- Short task -
Search the data below for "あまんじゃくとうりこひめ"; list each line that holds it.

- Information given -

● ● ●

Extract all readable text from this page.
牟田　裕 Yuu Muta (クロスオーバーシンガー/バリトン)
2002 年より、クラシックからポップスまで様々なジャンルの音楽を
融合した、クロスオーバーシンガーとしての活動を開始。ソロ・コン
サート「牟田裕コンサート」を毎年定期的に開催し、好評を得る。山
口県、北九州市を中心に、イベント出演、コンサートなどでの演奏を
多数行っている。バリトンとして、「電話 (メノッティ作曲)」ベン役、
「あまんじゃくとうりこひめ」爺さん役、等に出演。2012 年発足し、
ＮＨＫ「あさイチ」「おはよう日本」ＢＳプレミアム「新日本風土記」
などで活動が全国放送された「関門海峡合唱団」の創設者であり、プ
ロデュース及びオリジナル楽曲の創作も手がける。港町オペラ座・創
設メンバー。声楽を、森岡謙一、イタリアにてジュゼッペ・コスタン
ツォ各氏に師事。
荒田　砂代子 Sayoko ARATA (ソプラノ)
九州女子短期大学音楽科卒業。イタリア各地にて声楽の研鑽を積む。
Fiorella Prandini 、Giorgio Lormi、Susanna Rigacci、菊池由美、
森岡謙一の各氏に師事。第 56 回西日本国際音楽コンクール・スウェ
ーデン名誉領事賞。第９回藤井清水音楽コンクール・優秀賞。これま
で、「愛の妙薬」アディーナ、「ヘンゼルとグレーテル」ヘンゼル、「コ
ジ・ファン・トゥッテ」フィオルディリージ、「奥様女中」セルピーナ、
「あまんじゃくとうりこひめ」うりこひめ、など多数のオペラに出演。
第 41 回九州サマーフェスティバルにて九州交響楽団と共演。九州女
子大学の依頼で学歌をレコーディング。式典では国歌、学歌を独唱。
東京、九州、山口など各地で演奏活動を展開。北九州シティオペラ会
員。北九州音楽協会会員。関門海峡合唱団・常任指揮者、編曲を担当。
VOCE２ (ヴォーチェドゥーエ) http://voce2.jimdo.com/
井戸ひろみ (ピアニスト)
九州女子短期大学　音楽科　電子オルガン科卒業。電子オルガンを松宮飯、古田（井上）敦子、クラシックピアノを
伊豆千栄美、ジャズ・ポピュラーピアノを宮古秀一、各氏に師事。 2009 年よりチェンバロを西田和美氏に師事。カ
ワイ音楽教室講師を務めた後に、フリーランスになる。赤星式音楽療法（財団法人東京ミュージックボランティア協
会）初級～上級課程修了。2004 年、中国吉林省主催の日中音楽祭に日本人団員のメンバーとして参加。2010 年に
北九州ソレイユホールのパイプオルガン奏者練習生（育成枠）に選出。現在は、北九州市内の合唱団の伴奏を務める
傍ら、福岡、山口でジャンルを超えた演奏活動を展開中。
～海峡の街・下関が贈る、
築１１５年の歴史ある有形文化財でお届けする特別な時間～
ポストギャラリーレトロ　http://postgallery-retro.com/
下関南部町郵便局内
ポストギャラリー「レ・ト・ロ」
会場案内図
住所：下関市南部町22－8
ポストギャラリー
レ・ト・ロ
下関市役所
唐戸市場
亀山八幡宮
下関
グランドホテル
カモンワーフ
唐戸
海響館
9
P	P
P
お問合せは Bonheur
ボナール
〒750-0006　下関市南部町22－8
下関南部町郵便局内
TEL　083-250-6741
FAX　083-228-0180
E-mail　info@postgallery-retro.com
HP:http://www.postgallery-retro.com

● ● ●

- Expected answer -
「あまんじゃくとうりこひめ」爺さん役、等に出演。2012 年発足し、
「あまんじゃくとうりこひめ」うりこひめ、など多数のオペラに出演。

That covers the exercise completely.